[Stored items]
++++
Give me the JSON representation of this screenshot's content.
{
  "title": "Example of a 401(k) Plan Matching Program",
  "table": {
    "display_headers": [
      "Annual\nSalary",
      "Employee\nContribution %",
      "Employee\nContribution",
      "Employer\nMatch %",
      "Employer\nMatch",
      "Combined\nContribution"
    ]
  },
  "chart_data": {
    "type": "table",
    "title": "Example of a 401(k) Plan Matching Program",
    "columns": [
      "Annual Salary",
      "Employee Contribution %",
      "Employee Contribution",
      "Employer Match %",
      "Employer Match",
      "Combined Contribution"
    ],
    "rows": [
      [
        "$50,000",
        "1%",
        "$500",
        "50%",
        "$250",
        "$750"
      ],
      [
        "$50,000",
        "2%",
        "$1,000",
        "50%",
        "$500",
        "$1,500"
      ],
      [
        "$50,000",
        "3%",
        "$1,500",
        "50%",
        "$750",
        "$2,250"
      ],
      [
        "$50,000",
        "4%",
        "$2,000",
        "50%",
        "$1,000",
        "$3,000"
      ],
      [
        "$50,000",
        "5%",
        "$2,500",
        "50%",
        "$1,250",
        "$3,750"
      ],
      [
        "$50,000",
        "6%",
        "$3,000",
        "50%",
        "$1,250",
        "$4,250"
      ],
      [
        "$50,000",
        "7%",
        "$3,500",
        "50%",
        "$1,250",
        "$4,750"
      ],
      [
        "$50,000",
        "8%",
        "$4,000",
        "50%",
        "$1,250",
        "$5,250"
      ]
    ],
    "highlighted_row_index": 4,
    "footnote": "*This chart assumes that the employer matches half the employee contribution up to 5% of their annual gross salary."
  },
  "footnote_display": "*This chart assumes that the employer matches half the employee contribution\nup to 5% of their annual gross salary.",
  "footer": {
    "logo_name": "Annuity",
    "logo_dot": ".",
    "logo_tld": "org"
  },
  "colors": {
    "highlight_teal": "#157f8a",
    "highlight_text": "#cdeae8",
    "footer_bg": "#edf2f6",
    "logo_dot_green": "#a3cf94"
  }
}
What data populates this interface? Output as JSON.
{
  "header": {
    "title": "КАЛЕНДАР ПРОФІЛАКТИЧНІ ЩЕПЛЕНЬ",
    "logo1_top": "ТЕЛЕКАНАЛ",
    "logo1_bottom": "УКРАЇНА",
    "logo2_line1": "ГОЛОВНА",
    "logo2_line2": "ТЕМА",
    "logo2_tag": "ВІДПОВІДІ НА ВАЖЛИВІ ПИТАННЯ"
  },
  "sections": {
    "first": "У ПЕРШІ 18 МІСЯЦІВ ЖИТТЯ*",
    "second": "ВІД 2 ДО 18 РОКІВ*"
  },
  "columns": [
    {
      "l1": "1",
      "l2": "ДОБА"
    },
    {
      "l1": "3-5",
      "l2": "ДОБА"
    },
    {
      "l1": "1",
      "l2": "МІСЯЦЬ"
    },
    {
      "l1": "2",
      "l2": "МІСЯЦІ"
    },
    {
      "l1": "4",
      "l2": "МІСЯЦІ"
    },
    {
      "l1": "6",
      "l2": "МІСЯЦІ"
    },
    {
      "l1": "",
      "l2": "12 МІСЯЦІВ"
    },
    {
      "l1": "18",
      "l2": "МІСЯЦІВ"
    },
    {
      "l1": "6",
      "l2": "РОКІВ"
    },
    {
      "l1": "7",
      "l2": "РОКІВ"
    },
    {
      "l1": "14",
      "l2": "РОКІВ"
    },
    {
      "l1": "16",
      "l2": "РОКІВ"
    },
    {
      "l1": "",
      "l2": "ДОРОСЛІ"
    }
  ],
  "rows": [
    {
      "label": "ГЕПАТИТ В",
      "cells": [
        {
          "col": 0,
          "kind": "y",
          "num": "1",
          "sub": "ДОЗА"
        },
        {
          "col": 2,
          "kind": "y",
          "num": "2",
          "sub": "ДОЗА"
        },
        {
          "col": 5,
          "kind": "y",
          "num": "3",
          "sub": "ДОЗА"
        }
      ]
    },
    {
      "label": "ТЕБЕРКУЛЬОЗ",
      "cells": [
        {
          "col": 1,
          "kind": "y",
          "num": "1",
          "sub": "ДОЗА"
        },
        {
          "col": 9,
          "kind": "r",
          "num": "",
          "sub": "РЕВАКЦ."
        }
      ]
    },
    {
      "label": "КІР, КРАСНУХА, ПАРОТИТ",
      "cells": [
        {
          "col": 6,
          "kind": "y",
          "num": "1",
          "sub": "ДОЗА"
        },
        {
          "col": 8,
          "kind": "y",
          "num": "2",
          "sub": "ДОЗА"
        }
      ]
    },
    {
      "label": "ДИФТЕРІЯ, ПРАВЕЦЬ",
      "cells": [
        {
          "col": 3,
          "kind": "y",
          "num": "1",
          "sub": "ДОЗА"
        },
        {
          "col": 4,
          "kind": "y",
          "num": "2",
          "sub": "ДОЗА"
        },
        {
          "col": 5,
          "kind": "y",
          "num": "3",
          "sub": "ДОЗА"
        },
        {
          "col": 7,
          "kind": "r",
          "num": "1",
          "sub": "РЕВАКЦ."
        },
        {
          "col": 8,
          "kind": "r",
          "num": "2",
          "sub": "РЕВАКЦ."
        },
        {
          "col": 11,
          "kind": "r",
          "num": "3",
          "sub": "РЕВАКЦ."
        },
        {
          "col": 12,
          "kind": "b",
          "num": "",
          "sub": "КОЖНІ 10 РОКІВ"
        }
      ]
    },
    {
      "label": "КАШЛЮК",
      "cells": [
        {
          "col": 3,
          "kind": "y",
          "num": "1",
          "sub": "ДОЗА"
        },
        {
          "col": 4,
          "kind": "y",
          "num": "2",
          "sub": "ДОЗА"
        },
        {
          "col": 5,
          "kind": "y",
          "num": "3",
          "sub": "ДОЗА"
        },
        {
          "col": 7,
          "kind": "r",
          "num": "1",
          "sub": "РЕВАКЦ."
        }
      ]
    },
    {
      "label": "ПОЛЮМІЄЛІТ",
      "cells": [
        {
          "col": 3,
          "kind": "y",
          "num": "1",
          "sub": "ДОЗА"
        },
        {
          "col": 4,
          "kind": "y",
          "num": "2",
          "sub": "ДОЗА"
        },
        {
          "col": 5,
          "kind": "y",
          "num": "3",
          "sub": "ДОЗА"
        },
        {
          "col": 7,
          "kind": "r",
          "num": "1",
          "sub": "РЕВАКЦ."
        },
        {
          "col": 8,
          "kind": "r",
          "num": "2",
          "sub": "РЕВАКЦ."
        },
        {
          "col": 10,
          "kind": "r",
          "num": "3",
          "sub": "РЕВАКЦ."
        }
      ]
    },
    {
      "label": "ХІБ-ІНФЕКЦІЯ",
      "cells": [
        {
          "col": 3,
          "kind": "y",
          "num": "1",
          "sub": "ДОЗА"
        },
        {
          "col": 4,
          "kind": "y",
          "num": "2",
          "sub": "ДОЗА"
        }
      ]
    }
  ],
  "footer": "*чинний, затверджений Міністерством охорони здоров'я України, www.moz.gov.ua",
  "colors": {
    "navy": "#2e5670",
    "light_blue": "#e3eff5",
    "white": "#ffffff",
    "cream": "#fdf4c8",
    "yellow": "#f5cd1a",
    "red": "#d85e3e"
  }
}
++++
#### EXERCISE DESCRIPTION
Search the data above for lines holding "half" and copy each of them.

#### THE RESPONSE
    "footnote": "*This chart assumes that the employer matches half the employee contribution up to 5% of their annual gross salary."
  "footnote_display": "*This chart assumes that the employer matches half the employee contribution\nup to 5% of their annual gross salary.",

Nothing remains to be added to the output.